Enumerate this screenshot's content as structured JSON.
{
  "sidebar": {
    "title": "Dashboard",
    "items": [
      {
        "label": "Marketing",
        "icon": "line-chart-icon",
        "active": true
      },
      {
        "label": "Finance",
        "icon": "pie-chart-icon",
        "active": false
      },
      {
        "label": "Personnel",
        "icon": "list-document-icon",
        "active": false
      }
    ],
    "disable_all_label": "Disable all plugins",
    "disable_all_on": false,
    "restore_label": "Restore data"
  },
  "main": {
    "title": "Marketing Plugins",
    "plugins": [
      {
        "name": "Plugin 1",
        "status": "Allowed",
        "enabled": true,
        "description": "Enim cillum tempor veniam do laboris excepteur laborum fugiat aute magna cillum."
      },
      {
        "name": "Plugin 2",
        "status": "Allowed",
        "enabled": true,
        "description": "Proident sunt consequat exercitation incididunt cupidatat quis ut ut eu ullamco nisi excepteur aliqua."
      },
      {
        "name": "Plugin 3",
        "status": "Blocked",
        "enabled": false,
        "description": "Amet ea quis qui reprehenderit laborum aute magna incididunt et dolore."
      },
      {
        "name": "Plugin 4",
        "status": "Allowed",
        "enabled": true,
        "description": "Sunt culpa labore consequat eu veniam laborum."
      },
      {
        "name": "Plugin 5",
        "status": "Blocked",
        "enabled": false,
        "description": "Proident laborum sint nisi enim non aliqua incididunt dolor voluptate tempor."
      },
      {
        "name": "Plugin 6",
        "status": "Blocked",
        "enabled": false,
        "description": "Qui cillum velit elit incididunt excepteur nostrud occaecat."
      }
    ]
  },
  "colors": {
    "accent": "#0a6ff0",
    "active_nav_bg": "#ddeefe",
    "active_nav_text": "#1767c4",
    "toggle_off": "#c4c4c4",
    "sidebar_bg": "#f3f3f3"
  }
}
============
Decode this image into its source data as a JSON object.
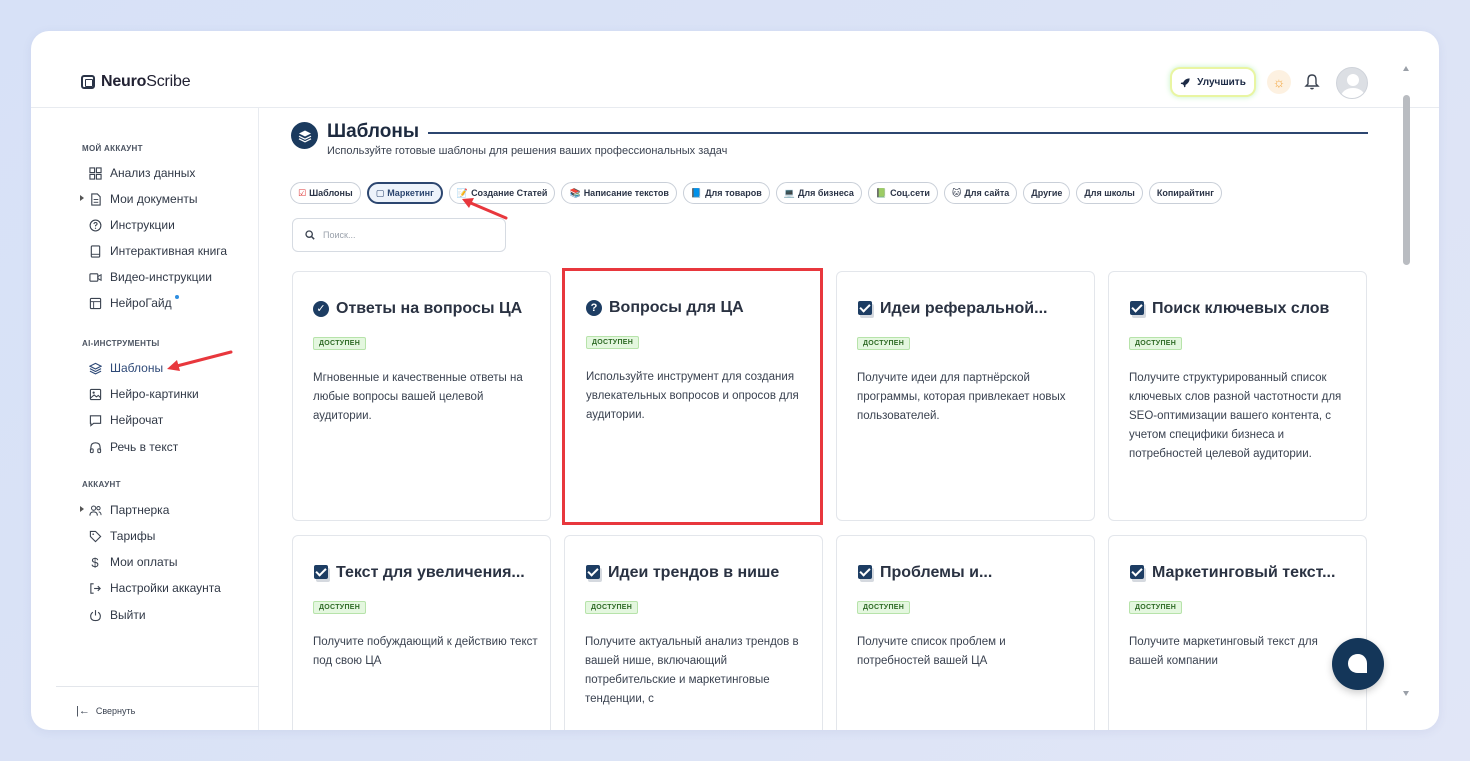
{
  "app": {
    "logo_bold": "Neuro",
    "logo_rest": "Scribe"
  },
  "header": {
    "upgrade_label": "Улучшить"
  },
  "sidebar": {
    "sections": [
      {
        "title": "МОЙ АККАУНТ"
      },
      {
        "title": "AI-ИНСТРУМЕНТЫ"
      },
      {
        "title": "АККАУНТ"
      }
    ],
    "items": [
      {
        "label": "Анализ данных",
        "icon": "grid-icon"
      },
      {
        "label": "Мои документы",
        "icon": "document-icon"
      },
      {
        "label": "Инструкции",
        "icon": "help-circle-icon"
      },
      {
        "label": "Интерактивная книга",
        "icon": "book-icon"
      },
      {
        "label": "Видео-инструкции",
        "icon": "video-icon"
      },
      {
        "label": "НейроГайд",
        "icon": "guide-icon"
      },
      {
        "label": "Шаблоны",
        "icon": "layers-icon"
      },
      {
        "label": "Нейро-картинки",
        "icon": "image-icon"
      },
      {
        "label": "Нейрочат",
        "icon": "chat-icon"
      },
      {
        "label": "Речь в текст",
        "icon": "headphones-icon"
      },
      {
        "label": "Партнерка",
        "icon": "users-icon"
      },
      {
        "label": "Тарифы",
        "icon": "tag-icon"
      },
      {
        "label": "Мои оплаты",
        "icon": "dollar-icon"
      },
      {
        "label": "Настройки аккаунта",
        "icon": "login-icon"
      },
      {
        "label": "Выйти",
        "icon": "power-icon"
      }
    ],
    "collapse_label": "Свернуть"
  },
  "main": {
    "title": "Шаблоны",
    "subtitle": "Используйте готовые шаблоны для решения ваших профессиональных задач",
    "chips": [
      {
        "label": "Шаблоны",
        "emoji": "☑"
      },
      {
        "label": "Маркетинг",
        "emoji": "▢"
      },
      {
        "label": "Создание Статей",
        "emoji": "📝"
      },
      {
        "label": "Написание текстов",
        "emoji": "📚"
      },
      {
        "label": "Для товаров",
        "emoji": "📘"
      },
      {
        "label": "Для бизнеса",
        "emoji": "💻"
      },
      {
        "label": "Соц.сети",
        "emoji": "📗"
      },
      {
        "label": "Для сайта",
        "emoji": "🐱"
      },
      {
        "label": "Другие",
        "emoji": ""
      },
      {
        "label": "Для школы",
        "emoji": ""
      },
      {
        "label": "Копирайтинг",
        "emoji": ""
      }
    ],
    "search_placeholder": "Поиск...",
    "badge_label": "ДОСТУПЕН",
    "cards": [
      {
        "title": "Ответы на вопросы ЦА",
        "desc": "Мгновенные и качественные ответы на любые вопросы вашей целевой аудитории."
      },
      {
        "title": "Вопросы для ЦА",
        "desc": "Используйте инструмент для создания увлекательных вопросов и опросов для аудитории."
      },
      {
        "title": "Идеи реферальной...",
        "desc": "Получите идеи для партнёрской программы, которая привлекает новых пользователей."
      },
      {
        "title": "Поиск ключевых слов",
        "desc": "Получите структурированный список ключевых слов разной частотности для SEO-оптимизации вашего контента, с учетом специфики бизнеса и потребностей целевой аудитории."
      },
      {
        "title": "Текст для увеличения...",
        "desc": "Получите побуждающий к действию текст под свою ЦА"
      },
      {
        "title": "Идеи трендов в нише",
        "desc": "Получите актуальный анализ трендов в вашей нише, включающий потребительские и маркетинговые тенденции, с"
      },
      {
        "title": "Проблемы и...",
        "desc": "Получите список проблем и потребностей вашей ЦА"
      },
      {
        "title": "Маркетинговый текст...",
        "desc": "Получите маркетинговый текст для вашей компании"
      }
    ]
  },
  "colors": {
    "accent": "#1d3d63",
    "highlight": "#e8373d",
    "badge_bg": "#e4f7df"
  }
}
============
*Problem description*. Using the material above, copy every line in which the string "слов" occurs.

*Exercise answer*.
        "title": "Поиск ключевых слов",
        "desc": "Получите структурированный список ключевых слов разной частотности для SEO-оптимизации вашего контента, с учетом специфики бизнеса и потребностей целевой аудитории."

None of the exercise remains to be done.